• [Exercise text]

········

TheMostDangerousPlaceonEarthThe other novel I just completed, on the flight back from Portland on Sunday, “The Most Dangerous Place on Earth” by Lindsey Lee Johnson, follows a group of students and an idealistic new teacher through high school. Filled with penetrating insights into what in untalented hands would be archetypes — the hippie chick; the striving Asian kid; the handsome jock; the beautiful but aloof girl; and more — the novel builds into an emotionally devastating conclusion, leaving all of us glad to no longer be in high school. While I don’t think I learned anything additional about why I so completely hated high school — the forced regimen; the bad teachers; the sense that I was in the wrong place for me and at the wrong time, when I could be learning a lot more in some other way at some other place — I did learn a great deal about student behavior these days, and about what it might be like to be the beautiful girl who doesn’t want attention and doesn’t seek it but who is misunderstood as being an aloof bitch, or the poor dullard whom teachers view as a menace to teaching and everyone knows to be a troublemaker but who finds out far too late that others will actually have a future, and are planning around it, and that those others will soon be leaving him behind, and that, already, his life will be going nowhere rewarding. Somewhat like JJ’s book, chapters are told from alternating perspectives, but here each plausibly could stand alone as a short story; (tenuously) like “The Canterbury Tales,” these are standalones that add up to a whole, with an arc.

“The Last of Us” and “Fallout 4” are incredibly diverting and entertaining. But I haven’t learned anything from them — except, perhaps, the bad lesson that ultimately global nuclear war isn’t so bad, because our species survives, just in degraded situations and without cable TV. (I prefer to think that global annihilation means global annihilation, and we’re better off just avoiding it.) These novels, on the other hand, are incredibly diverting and entertaining — and illuminating as well. They’ve made me feel in a different way. While I think all day long and generally in the middle of the night, too — it’s impossible to turn off — feeling is different; so much of everyone’s day is spent in so much rote behavior that it can be hard to feel something. That’s a gift that literary novels provide. Some of us will always understand that. Others never will. (And maybe they turn to music for the same sensation, or movies, or art, or food, or drugs. I like all of those too (if the “drug” is cigars or bourbon). )

There will always be some sort of market for literary fiction. I say this with authority, because the art I express is mostly in the theatre, and that’s a form that’s been written off as dead or dying for millennia now. But I saw a new play just recently, I’m writing one myself, and I’m directing one now. It’s scheduled to open in January. And I’m ready to start reading another novel.

········

• [Exercise instructions]
A) In the text on novels and games, rewrite the stretch from "There will always" through "reading another novel.", replacing "literary fiction" with "literary novels".
B) Answer these questions from the text on novels and games:
(i) When did the writer finish reading "The Most Dangerous Place on Earth"?
(ii) Which two games does the text call diverting and entertaining?
(iii) When is the play the writer is directing scheduled to open?

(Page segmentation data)
········

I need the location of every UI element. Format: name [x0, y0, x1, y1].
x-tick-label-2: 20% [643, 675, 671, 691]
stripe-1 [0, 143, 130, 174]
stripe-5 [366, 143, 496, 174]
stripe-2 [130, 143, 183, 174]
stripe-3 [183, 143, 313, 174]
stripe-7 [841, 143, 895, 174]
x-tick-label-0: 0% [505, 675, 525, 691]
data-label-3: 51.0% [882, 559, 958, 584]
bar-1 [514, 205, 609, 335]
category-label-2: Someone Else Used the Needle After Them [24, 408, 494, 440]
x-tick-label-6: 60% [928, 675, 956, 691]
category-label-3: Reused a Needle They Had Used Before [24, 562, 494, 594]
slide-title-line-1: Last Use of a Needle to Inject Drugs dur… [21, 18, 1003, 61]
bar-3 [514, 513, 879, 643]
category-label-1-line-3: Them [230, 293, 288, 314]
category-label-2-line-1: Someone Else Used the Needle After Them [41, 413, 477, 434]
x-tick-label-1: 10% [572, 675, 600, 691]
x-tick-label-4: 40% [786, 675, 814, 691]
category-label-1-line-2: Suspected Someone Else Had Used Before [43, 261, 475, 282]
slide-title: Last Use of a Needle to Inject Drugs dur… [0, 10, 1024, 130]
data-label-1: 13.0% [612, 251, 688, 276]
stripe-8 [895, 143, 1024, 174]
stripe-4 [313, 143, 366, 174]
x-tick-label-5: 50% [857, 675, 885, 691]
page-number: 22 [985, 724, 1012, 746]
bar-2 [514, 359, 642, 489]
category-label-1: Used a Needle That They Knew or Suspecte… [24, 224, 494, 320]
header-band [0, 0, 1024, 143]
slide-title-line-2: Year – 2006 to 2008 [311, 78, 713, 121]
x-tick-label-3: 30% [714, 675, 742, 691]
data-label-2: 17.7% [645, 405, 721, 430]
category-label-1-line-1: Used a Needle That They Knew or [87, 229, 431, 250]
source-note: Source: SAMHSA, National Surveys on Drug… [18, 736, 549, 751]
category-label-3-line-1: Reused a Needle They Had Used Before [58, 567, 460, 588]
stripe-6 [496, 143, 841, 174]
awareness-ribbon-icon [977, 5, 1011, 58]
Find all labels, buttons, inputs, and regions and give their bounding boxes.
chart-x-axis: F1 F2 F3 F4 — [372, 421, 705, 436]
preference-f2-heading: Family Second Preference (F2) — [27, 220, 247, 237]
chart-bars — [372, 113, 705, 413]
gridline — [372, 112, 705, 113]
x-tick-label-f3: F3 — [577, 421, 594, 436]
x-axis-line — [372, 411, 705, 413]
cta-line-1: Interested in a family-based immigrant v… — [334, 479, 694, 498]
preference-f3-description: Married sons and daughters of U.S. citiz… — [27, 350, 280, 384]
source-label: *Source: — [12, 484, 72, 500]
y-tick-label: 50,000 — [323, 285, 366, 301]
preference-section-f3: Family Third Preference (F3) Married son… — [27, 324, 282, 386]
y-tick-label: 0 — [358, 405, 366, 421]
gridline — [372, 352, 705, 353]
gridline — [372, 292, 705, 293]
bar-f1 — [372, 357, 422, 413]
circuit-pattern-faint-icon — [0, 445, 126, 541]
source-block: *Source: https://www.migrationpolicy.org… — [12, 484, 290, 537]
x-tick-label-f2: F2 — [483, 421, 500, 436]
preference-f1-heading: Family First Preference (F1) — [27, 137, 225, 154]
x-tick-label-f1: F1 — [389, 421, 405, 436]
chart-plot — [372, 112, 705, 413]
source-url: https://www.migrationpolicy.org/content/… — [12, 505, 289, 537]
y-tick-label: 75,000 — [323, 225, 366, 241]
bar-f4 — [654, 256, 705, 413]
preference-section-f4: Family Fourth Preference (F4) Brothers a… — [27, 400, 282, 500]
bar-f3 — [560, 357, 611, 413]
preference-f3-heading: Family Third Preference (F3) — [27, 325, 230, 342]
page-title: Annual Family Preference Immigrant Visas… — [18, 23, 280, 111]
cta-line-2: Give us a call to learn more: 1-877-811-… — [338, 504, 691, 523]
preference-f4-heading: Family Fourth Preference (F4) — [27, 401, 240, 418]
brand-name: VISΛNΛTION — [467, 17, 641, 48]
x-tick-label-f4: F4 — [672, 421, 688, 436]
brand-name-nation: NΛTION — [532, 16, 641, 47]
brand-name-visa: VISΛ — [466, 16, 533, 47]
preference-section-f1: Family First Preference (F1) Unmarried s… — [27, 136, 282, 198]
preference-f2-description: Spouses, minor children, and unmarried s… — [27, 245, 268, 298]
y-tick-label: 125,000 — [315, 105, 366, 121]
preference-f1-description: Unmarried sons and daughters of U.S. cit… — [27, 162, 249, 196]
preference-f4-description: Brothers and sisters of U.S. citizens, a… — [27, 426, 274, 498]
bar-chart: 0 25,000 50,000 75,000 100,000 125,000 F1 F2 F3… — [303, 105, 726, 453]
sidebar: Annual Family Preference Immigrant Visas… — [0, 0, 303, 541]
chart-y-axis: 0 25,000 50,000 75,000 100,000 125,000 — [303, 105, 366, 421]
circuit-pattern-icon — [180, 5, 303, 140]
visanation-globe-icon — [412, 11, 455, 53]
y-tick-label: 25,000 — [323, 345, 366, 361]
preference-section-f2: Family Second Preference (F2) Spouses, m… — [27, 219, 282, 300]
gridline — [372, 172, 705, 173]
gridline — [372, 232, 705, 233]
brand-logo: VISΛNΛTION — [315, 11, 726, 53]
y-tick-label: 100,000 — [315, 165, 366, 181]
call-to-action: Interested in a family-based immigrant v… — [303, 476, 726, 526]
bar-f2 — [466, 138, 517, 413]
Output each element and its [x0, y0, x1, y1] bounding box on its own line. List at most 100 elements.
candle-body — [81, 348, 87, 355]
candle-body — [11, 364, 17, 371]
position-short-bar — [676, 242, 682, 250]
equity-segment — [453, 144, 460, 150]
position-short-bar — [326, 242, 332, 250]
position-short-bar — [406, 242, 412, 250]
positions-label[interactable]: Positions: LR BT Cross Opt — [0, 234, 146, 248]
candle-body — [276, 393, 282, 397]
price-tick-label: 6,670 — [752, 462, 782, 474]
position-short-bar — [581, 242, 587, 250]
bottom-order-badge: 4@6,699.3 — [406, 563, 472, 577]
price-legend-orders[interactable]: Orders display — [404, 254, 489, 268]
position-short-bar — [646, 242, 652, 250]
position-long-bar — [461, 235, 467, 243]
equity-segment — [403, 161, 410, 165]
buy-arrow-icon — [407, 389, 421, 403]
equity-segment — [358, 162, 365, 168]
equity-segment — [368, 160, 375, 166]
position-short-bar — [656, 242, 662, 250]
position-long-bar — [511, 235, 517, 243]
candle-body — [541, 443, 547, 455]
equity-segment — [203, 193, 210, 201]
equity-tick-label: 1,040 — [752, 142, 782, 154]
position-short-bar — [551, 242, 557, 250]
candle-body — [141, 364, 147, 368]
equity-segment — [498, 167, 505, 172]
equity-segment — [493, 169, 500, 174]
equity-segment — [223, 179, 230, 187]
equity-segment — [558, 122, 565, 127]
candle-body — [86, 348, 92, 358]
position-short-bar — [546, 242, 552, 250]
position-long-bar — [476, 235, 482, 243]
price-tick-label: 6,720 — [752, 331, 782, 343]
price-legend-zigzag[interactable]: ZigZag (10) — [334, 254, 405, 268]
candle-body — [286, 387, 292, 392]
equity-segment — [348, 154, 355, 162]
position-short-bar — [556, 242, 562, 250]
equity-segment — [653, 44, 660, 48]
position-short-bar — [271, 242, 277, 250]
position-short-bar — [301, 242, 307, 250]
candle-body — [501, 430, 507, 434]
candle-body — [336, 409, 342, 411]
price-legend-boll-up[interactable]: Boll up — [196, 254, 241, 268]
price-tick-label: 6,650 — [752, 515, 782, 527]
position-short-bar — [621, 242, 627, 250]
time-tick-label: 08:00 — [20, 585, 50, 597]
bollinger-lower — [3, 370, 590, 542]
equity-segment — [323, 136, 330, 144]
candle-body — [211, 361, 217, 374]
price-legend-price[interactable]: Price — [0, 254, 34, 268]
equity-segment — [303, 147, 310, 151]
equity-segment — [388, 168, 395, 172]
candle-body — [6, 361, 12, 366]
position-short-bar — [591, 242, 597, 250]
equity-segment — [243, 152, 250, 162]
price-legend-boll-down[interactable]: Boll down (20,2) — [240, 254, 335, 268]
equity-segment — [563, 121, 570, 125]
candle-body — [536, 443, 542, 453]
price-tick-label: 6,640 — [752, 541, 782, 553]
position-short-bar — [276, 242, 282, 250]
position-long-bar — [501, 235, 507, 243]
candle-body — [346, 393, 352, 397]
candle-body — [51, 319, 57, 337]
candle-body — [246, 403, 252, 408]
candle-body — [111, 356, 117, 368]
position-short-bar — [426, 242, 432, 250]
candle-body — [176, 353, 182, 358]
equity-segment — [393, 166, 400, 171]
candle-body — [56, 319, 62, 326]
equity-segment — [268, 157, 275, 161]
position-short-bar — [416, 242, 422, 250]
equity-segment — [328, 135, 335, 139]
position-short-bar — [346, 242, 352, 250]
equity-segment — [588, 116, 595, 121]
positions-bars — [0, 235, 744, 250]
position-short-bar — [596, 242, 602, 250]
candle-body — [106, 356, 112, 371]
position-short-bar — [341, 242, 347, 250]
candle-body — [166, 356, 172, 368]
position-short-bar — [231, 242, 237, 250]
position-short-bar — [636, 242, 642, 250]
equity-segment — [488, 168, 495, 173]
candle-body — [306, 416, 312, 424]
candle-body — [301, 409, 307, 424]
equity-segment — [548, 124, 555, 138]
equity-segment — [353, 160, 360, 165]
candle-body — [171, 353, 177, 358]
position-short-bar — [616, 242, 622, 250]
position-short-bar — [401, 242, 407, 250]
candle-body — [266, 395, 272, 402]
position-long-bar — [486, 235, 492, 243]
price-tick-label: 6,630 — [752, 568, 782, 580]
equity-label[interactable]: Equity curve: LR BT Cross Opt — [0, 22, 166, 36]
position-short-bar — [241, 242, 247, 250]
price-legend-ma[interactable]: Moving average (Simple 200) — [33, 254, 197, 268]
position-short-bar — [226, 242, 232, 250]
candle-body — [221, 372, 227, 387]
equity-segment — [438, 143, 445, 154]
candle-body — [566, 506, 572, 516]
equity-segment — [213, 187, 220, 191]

········

• [Activity answers]
A)
There will always be some sort of market for literary novels. I say this with authority, because the art I express is mostly in the theatre, and that’s a form that’s been written off as dead or dying for millennia now. But I saw a new play just recently, I’m writing one myself, and I’m directing one now. It’s scheduled to open in January. And I’m ready to start reading another novel.

B)
(i) On the flight back from Portland on Sunday.
(ii) "The Last of Us" and "Fallout 4."
(iii) In January.